**WRITTEN EXERCISE**. Filter this material down to the lines that hold "Distribution", copying each one.

Some records:

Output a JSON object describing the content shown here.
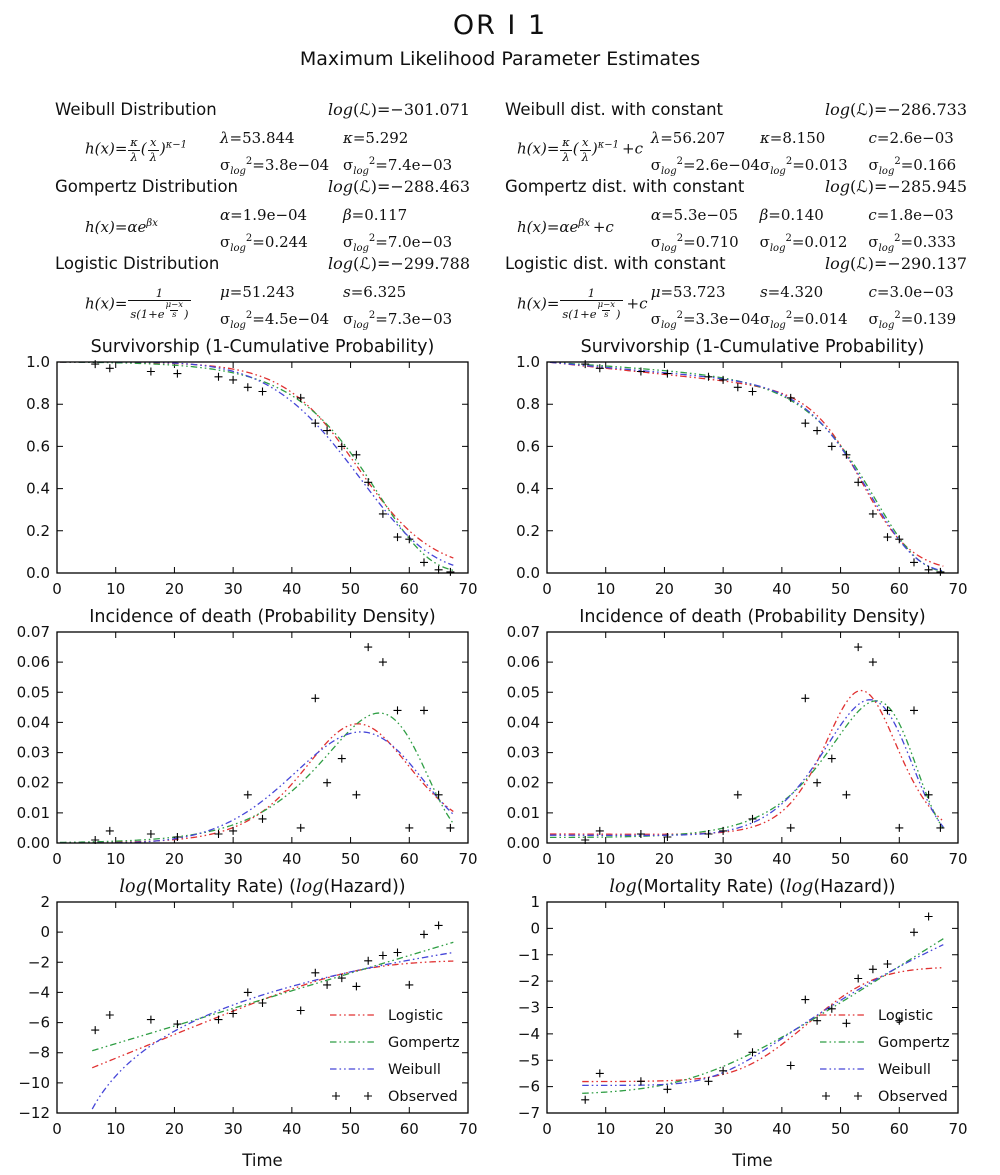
{
  "header": {
    "title": "OR I 1",
    "subtitle": "Maximum Likelihood Parameter Estimates"
  },
  "colors": {
    "logistic": "#e03131",
    "gompertz": "#2f9e44",
    "weibull": "#4646d8",
    "observed": "#000000",
    "axis": "#000000"
  },
  "loglik_label": {
    "pre": "log",
    "mid": "(ℒ)="
  },
  "sigma_label": {
    "base": "σ",
    "sub": "log",
    "sup": "2"
  },
  "models": {
    "left": [
      {
        "name": "Weibull Distribution",
        "loglik": "−301.071",
        "formula_kind": "weibull",
        "formula_text": "h(x) = κ/λ (x/λ)^(κ−1)",
        "params": [
          {
            "sym": "λ",
            "value": "53.844",
            "variance": "3.8e−04"
          },
          {
            "sym": "κ",
            "value": "5.292",
            "variance": "7.4e−03"
          }
        ]
      },
      {
        "name": "Gompertz Distribution",
        "loglik": "−288.463",
        "formula_kind": "gompertz",
        "formula_text": "h(x) = αe^(βx)",
        "params": [
          {
            "sym": "α",
            "value": "1.9e−04",
            "variance": "0.244"
          },
          {
            "sym": "β",
            "value": "0.117",
            "variance": "7.0e−03"
          }
        ]
      },
      {
        "name": "Logistic Distribution",
        "loglik": "−299.788",
        "formula_kind": "logistic",
        "formula_text": "h(x) = 1/(s(1+e^((μ−x)/s)))",
        "params": [
          {
            "sym": "μ",
            "value": "51.243",
            "variance": "4.5e−04"
          },
          {
            "sym": "s",
            "value": "6.325",
            "variance": "7.3e−03"
          }
        ]
      }
    ],
    "right": [
      {
        "name": "Weibull dist. with constant",
        "loglik": "−286.733",
        "formula_kind": "weibull_c",
        "formula_text": "h(x) = κ/λ (x/λ)^(κ−1) + c",
        "params": [
          {
            "sym": "λ",
            "value": "56.207",
            "variance": "2.6e−04"
          },
          {
            "sym": "κ",
            "value": "8.150",
            "variance": "0.013"
          },
          {
            "sym": "c",
            "value": "2.6e−03",
            "variance": "0.166"
          }
        ]
      },
      {
        "name": "Gompertz dist. with constant",
        "loglik": "−285.945",
        "formula_kind": "gompertz_c",
        "formula_text": "h(x) = αe^(βx) + c",
        "params": [
          {
            "sym": "α",
            "value": "5.3e−05",
            "variance": "0.710"
          },
          {
            "sym": "β",
            "value": "0.140",
            "variance": "0.012"
          },
          {
            "sym": "c",
            "value": "1.8e−03",
            "variance": "0.333"
          }
        ]
      },
      {
        "name": "Logistic dist. with constant",
        "loglik": "−290.137",
        "formula_kind": "logistic_c",
        "formula_text": "h(x) = 1/(s(1+e^((μ−x)/s))) + c",
        "params": [
          {
            "sym": "μ",
            "value": "53.723",
            "variance": "3.3e−04"
          },
          {
            "sym": "s",
            "value": "4.320",
            "variance": "0.014"
          },
          {
            "sym": "c",
            "value": "3.0e−03",
            "variance": "0.139"
          }
        ]
      }
    ]
  },
  "chart_data": [
    {
      "id": "surv_plain",
      "type": "line",
      "quantity": "survival",
      "title": "Survivorship (1-Cumulative Probability)",
      "italic_log_title": false,
      "xlim": [
        0,
        70
      ],
      "ylim": [
        0,
        1
      ],
      "xtick_vals": [
        0,
        10,
        20,
        30,
        40,
        50,
        60,
        70
      ],
      "xtick_labels": [
        "0",
        "10",
        "20",
        "30",
        "40",
        "50",
        "60",
        "70"
      ],
      "ytick_vals": [
        0,
        0.2,
        0.4,
        0.6,
        0.8,
        1.0
      ],
      "ytick_labels": [
        "0.0",
        "0.2",
        "0.4",
        "0.6",
        "0.8",
        "1.0"
      ],
      "curve_x_range": [
        0.5,
        67.5
      ],
      "xlabel": "",
      "legend": false,
      "series": [
        {
          "name": "Logistic",
          "color": "#e03131",
          "model": "logistic",
          "params": {
            "mu": 51.243,
            "s": 6.325,
            "c": 0
          }
        },
        {
          "name": "Gompertz",
          "color": "#2f9e44",
          "model": "gompertz",
          "params": {
            "alpha": 0.00019,
            "beta": 0.117,
            "c": 0
          }
        },
        {
          "name": "Weibull",
          "color": "#4646d8",
          "model": "weibull",
          "params": {
            "lambda": 53.844,
            "kappa": 5.292,
            "c": 0
          }
        }
      ],
      "observed": {
        "name": "Observed",
        "marker": "+",
        "color": "#000000",
        "x": [
          6.5,
          9,
          16,
          20.5,
          27.5,
          30,
          32.5,
          35,
          41.5,
          44,
          46,
          48.5,
          51,
          53,
          55.5,
          58,
          60,
          62.5,
          65,
          67
        ],
        "y": [
          0.99,
          0.97,
          0.955,
          0.945,
          0.93,
          0.915,
          0.88,
          0.86,
          0.83,
          0.71,
          0.675,
          0.6,
          0.56,
          0.43,
          0.28,
          0.17,
          0.16,
          0.05,
          0.015,
          0.005
        ]
      }
    },
    {
      "id": "surv_const",
      "type": "line",
      "quantity": "survival",
      "title": "Survivorship (1-Cumulative Probability)",
      "italic_log_title": false,
      "xlim": [
        0,
        70
      ],
      "ylim": [
        0,
        1
      ],
      "xtick_vals": [
        0,
        10,
        20,
        30,
        40,
        50,
        60,
        70
      ],
      "xtick_labels": [
        "0",
        "10",
        "20",
        "30",
        "40",
        "50",
        "60",
        "70"
      ],
      "ytick_vals": [
        0,
        0.2,
        0.4,
        0.6,
        0.8,
        1.0
      ],
      "ytick_labels": [
        "0.0",
        "0.2",
        "0.4",
        "0.6",
        "0.8",
        "1.0"
      ],
      "curve_x_range": [
        0.5,
        67.5
      ],
      "xlabel": "",
      "legend": false,
      "series": [
        {
          "name": "Logistic",
          "color": "#e03131",
          "model": "logistic",
          "params": {
            "mu": 53.723,
            "s": 4.32,
            "c": 0.003
          }
        },
        {
          "name": "Gompertz",
          "color": "#2f9e44",
          "model": "gompertz",
          "params": {
            "alpha": 5.3e-05,
            "beta": 0.14,
            "c": 0.0018
          }
        },
        {
          "name": "Weibull",
          "color": "#4646d8",
          "model": "weibull",
          "params": {
            "lambda": 56.207,
            "kappa": 8.15,
            "c": 0.0026
          }
        }
      ],
      "observed": {
        "name": "Observed",
        "marker": "+",
        "color": "#000000",
        "x": [
          6.5,
          9,
          16,
          20.5,
          27.5,
          30,
          32.5,
          35,
          41.5,
          44,
          46,
          48.5,
          51,
          53,
          55.5,
          58,
          60,
          62.5,
          65,
          67
        ],
        "y": [
          0.99,
          0.97,
          0.955,
          0.945,
          0.93,
          0.915,
          0.88,
          0.86,
          0.83,
          0.71,
          0.675,
          0.6,
          0.56,
          0.43,
          0.28,
          0.17,
          0.16,
          0.05,
          0.015,
          0.005
        ]
      }
    },
    {
      "id": "dens_plain",
      "type": "line",
      "quantity": "density",
      "title": "Incidence of death (Probability Density)",
      "italic_log_title": false,
      "xlim": [
        0,
        70
      ],
      "ylim": [
        0,
        0.07
      ],
      "xtick_vals": [
        0,
        10,
        20,
        30,
        40,
        50,
        60,
        70
      ],
      "xtick_labels": [
        "0",
        "10",
        "20",
        "30",
        "40",
        "50",
        "60",
        "70"
      ],
      "ytick_vals": [
        0,
        0.01,
        0.02,
        0.03,
        0.04,
        0.05,
        0.06,
        0.07
      ],
      "ytick_labels": [
        "0.00",
        "0.01",
        "0.02",
        "0.03",
        "0.04",
        "0.05",
        "0.06",
        "0.07"
      ],
      "curve_x_range": [
        0.5,
        67.5
      ],
      "xlabel": "",
      "legend": false,
      "series": [
        {
          "name": "Logistic",
          "color": "#e03131",
          "model": "logistic",
          "params": {
            "mu": 51.243,
            "s": 6.325,
            "c": 0
          }
        },
        {
          "name": "Gompertz",
          "color": "#2f9e44",
          "model": "gompertz",
          "params": {
            "alpha": 0.00019,
            "beta": 0.117,
            "c": 0
          }
        },
        {
          "name": "Weibull",
          "color": "#4646d8",
          "model": "weibull",
          "params": {
            "lambda": 53.844,
            "kappa": 5.292,
            "c": 0
          }
        }
      ],
      "observed": {
        "name": "Observed",
        "marker": "+",
        "color": "#000000",
        "x": [
          6.5,
          9,
          16,
          20.5,
          27.5,
          30,
          32.5,
          35,
          41.5,
          44,
          46,
          48.5,
          51,
          53,
          55.5,
          58,
          60,
          62.5,
          65,
          67
        ],
        "y": [
          0.001,
          0.004,
          0.003,
          0.002,
          0.003,
          0.004,
          0.016,
          0.008,
          0.005,
          0.048,
          0.02,
          0.028,
          0.016,
          0.065,
          0.06,
          0.044,
          0.005,
          0.044,
          0.016,
          0.005
        ]
      }
    },
    {
      "id": "dens_const",
      "type": "line",
      "quantity": "density",
      "title": "Incidence of death (Probability Density)",
      "italic_log_title": false,
      "xlim": [
        0,
        70
      ],
      "ylim": [
        0,
        0.07
      ],
      "xtick_vals": [
        0,
        10,
        20,
        30,
        40,
        50,
        60,
        70
      ],
      "xtick_labels": [
        "0",
        "10",
        "20",
        "30",
        "40",
        "50",
        "60",
        "70"
      ],
      "ytick_vals": [
        0,
        0.01,
        0.02,
        0.03,
        0.04,
        0.05,
        0.06,
        0.07
      ],
      "ytick_labels": [
        "0.00",
        "0.01",
        "0.02",
        "0.03",
        "0.04",
        "0.05",
        "0.06",
        "0.07"
      ],
      "curve_x_range": [
        0.5,
        67.5
      ],
      "xlabel": "",
      "legend": false,
      "series": [
        {
          "name": "Logistic",
          "color": "#e03131",
          "model": "logistic",
          "params": {
            "mu": 53.723,
            "s": 4.32,
            "c": 0.003
          }
        },
        {
          "name": "Gompertz",
          "color": "#2f9e44",
          "model": "gompertz",
          "params": {
            "alpha": 5.3e-05,
            "beta": 0.14,
            "c": 0.0018
          }
        },
        {
          "name": "Weibull",
          "color": "#4646d8",
          "model": "weibull",
          "params": {
            "lambda": 56.207,
            "kappa": 8.15,
            "c": 0.0026
          }
        }
      ],
      "observed": {
        "name": "Observed",
        "marker": "+",
        "color": "#000000",
        "x": [
          6.5,
          9,
          16,
          20.5,
          27.5,
          30,
          32.5,
          35,
          41.5,
          44,
          46,
          48.5,
          51,
          53,
          55.5,
          58,
          60,
          62.5,
          65,
          67
        ],
        "y": [
          0.001,
          0.004,
          0.003,
          0.002,
          0.003,
          0.004,
          0.016,
          0.008,
          0.005,
          0.048,
          0.02,
          0.028,
          0.016,
          0.065,
          0.06,
          0.044,
          0.005,
          0.044,
          0.016,
          0.005
        ]
      }
    },
    {
      "id": "haz_plain",
      "type": "line",
      "quantity": "log_hazard",
      "title": "log(Mortality Rate) (log(Hazard))",
      "italic_log_title": true,
      "xlim": [
        0,
        70
      ],
      "ylim": [
        -12,
        2
      ],
      "xtick_vals": [
        0,
        10,
        20,
        30,
        40,
        50,
        60,
        70
      ],
      "xtick_labels": [
        "0",
        "10",
        "20",
        "30",
        "40",
        "50",
        "60",
        "70"
      ],
      "ytick_vals": [
        -12,
        -10,
        -8,
        -6,
        -4,
        -2,
        0,
        2
      ],
      "ytick_labels": [
        "−12",
        "−10",
        "−8",
        "−6",
        "−4",
        "−2",
        "0",
        "2"
      ],
      "curve_x_range": [
        6,
        67.5
      ],
      "xlabel": "Time",
      "legend": true,
      "series": [
        {
          "name": "Logistic",
          "color": "#e03131",
          "model": "logistic",
          "params": {
            "mu": 51.243,
            "s": 6.325,
            "c": 0
          }
        },
        {
          "name": "Gompertz",
          "color": "#2f9e44",
          "model": "gompertz",
          "params": {
            "alpha": 0.00019,
            "beta": 0.117,
            "c": 0
          }
        },
        {
          "name": "Weibull",
          "color": "#4646d8",
          "model": "weibull",
          "params": {
            "lambda": 53.844,
            "kappa": 5.292,
            "c": 0
          }
        }
      ],
      "observed": {
        "name": "Observed",
        "marker": "+",
        "color": "#000000",
        "x": [
          6.5,
          9,
          16,
          20.5,
          27.5,
          30,
          32.5,
          35,
          41.5,
          44,
          46,
          48.5,
          51,
          53,
          55.5,
          58,
          60,
          62.5,
          65,
          67
        ],
        "y": [
          -6.5,
          -5.5,
          -5.8,
          -6.1,
          -5.8,
          -5.4,
          -4.0,
          -4.7,
          -5.2,
          -2.7,
          -3.5,
          -3.05,
          -3.6,
          -1.9,
          -1.55,
          -1.35,
          -3.5,
          -0.15,
          0.45,
          null
        ]
      }
    },
    {
      "id": "haz_const",
      "type": "line",
      "quantity": "log_hazard",
      "title": "log(Mortality Rate) (log(Hazard))",
      "italic_log_title": true,
      "xlim": [
        0,
        70
      ],
      "ylim": [
        -7,
        1
      ],
      "xtick_vals": [
        0,
        10,
        20,
        30,
        40,
        50,
        60,
        70
      ],
      "xtick_labels": [
        "0",
        "10",
        "20",
        "30",
        "40",
        "50",
        "60",
        "70"
      ],
      "ytick_vals": [
        -7,
        -6,
        -5,
        -4,
        -3,
        -2,
        -1,
        0,
        1
      ],
      "ytick_labels": [
        "−7",
        "−6",
        "−5",
        "−4",
        "−3",
        "−2",
        "−1",
        "0",
        "1"
      ],
      "curve_x_range": [
        6,
        67.5
      ],
      "xlabel": "Time",
      "legend": true,
      "series": [
        {
          "name": "Logistic",
          "color": "#e03131",
          "model": "logistic",
          "params": {
            "mu": 53.723,
            "s": 4.32,
            "c": 0.003
          }
        },
        {
          "name": "Gompertz",
          "color": "#2f9e44",
          "model": "gompertz",
          "params": {
            "alpha": 5.3e-05,
            "beta": 0.14,
            "c": 0.0018
          }
        },
        {
          "name": "Weibull",
          "color": "#4646d8",
          "model": "weibull",
          "params": {
            "lambda": 56.207,
            "kappa": 8.15,
            "c": 0.0026
          }
        }
      ],
      "observed": {
        "name": "Observed",
        "marker": "+",
        "color": "#000000",
        "x": [
          6.5,
          9,
          16,
          20.5,
          27.5,
          30,
          32.5,
          35,
          41.5,
          44,
          46,
          48.5,
          51,
          53,
          55.5,
          58,
          60,
          62.5,
          65,
          67
        ],
        "y": [
          -6.5,
          -5.5,
          -5.8,
          -6.1,
          -5.8,
          -5.4,
          -4.0,
          -4.7,
          -5.2,
          -2.7,
          -3.5,
          -3.05,
          -3.6,
          -1.9,
          -1.55,
          -1.35,
          -3.5,
          -0.15,
          0.45,
          null
        ]
      }
    }
  ]
}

**EXERCISE RESPONSE**.
        "name": "Weibull Distribution",
        "name": "Gompertz Distribution",
        "name": "Logistic Distribution",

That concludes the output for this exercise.